[Records from a data source]
+---+

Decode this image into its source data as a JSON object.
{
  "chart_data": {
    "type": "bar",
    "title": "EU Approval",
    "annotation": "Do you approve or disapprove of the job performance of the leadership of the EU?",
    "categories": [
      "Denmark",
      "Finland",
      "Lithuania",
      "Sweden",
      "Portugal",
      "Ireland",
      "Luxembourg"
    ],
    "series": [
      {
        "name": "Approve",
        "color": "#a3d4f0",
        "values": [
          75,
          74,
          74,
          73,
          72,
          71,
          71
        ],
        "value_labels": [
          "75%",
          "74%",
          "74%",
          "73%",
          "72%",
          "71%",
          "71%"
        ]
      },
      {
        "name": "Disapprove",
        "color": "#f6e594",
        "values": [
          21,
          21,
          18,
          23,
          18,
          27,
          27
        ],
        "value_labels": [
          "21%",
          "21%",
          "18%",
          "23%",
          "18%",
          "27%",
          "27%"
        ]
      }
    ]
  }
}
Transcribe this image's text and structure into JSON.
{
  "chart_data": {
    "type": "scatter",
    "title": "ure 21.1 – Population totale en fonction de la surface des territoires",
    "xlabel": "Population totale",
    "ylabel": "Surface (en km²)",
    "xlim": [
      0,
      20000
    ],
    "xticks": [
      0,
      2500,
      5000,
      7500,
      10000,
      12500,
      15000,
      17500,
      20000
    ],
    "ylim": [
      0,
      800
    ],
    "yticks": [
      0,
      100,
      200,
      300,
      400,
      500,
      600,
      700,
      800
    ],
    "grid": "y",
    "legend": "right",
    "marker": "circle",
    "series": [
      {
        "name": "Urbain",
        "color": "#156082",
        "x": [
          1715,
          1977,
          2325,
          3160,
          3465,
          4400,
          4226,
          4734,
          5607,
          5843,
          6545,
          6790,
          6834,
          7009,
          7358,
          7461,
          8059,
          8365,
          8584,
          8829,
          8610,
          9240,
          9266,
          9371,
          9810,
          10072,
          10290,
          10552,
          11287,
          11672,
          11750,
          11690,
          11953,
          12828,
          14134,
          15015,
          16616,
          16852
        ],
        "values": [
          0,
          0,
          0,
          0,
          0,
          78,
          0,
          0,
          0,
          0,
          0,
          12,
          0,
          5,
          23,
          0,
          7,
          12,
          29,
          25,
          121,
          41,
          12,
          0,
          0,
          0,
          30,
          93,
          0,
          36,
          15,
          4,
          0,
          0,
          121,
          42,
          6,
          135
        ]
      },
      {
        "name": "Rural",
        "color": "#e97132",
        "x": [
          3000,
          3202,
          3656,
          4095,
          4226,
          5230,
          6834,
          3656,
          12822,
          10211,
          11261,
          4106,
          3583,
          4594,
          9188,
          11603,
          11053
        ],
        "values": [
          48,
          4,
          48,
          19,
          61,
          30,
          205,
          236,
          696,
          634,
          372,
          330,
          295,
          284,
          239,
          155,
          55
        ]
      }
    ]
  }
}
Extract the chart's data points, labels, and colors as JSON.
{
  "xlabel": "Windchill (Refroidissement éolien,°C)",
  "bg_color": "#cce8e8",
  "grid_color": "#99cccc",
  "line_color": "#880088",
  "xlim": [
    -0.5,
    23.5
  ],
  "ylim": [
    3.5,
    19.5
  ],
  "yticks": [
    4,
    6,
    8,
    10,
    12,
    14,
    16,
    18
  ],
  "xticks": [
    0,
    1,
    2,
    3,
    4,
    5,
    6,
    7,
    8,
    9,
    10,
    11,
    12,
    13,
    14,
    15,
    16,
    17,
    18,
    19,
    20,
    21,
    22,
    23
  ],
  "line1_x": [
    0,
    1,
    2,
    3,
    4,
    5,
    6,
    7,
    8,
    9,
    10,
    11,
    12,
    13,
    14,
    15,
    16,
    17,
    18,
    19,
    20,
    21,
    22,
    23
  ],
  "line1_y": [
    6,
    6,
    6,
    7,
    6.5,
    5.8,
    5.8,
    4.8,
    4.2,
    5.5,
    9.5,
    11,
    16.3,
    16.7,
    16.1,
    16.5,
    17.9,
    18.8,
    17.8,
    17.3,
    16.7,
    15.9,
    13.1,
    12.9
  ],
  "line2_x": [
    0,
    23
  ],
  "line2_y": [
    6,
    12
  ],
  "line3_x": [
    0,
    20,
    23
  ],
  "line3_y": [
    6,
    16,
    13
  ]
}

+---+

» **Exercise prompt**: Transcribe the whole listing with nothing added or left out.

» **Finished exercise**:
Decode this image into its source data as a JSON object.
{
  "chart_data": {
    "type": "bar",
    "title": "EU Approval",
    "annotation": "Do you approve or disapprove of the job performance of the leadership of the EU?",
    "categories": [
      "Denmark",
      "Finland",
      "Lithuania",
      "Sweden",
      "Portugal",
      "Ireland",
      "Luxembourg"
    ],
    "series": [
      {
        "name": "Approve",
        "color": "#a3d4f0",
        "values": [
          75,
          74,
          74,
          73,
          72,
          71,
          71
        ],
        "value_labels": [
          "75%",
          "74%",
          "74%",
          "73%",
          "72%",
          "71%",
          "71%"
        ]
      },
      {
        "name": "Disapprove",
        "color": "#f6e594",
        "values": [
          21,
          21,
          18,
          23,
          18,
          27,
          27
        ],
        "value_labels": [
          "21%",
          "21%",
          "18%",
          "23%",
          "18%",
          "27%",
          "27%"
        ]
      }
    ]
  }
}
Transcribe this image's text and structure into JSON.
{
  "chart_data": {
    "type": "scatter",
    "title": "ure 21.1 – Population totale en fonction de la surface des territoires",
    "xlabel": "Population totale",
    "ylabel": "Surface (en km²)",
    "xlim": [
      0,
      20000
    ],
    "xticks": [
      0,
      2500,
      5000,
      7500,
      10000,
      12500,
      15000,
      17500,
      20000
    ],
    "ylim": [
      0,
      800
    ],
    "yticks": [
      0,
      100,
      200,
      300,
      400,
      500,
      600,
      700,
      800
    ],
    "grid": "y",
    "legend": "right",
    "marker": "circle",
    "series": [
      {
        "name": "Urbain",
        "color": "#156082",
        "x": [
          1715,
          1977,
          2325,
          3160,
          3465,
          4400,
          4226,
          4734,
          5607,
          5843,
          6545,
          6790,
          6834,
          7009,
          7358,
          7461,
          8059,
          8365,
          8584,
          8829,
          8610,
          9240,
          9266,
          9371,
          9810,
          10072,
          10290,
          10552,
          11287,
          11672,
          11750,
          11690,
          11953,
          12828,
          14134,
          15015,
          16616,
          16852
        ],
        "values": [
          0,
          0,
          0,
          0,
          0,
          78,
          0,
          0,
          0,
          0,
          0,
          12,
          0,
          5,
          23,
          0,
          7,
          12,
          29,
          25,
          121,
          41,
          12,
          0,
          0,
          0,
          30,
          93,
          0,
          36,
          15,
          4,
          0,
          0,
          121,
          42,
          6,
          135
        ]
      },
      {
        "name": "Rural",
        "color": "#e97132",
        "x": [
          3000,
          3202,
          3656,
          4095,
          4226,
          5230,
          6834,
          3656,
          12822,
          10211,
          11261,
          4106,
          3583,
          4594,
          9188,
          11603,
          11053
        ],
        "values": [
          48,
          4,
          48,
          19,
          61,
          30,
          205,
          236,
          696,
          634,
          372,
          330,
          295,
          284,
          239,
          155,
          55
        ]
      }
    ]
  }
}
Extract the chart's data points, labels, and colors as JSON.
{
  "xlabel": "Windchill (Refroidissement éolien,°C)",
  "bg_color": "#cce8e8",
  "grid_color": "#99cccc",
  "line_color": "#880088",
  "xlim": [
    -0.5,
    23.5
  ],
  "ylim": [
    3.5,
    19.5
  ],
  "yticks": [
    4,
    6,
    8,
    10,
    12,
    14,
    16,
    18
  ],
  "xticks": [
    0,
    1,
    2,
    3,
    4,
    5,
    6,
    7,
    8,
    9,
    10,
    11,
    12,
    13,
    14,
    15,
    16,
    17,
    18,
    19,
    20,
    21,
    22,
    23
  ],
  "line1_x": [
    0,
    1,
    2,
    3,
    4,
    5,
    6,
    7,
    8,
    9,
    10,
    11,
    12,
    13,
    14,
    15,
    16,
    17,
    18,
    19,
    20,
    21,
    22,
    23
  ],
  "line1_y": [
    6,
    6,
    6,
    7,
    6.5,
    5.8,
    5.8,
    4.8,
    4.2,
    5.5,
    9.5,
    11,
    16.3,
    16.7,
    16.1,
    16.5,
    17.9,
    18.8,
    17.8,
    17.3,
    16.7,
    15.9,
    13.1,
    12.9
  ],
  "line2_x": [
    0,
    23
  ],
  "line2_y": [
    6,
    12
  ],
  "line3_x": [
    0,
    20,
    23
  ],
  "line3_y": [
    6,
    16,
    13
  ]
}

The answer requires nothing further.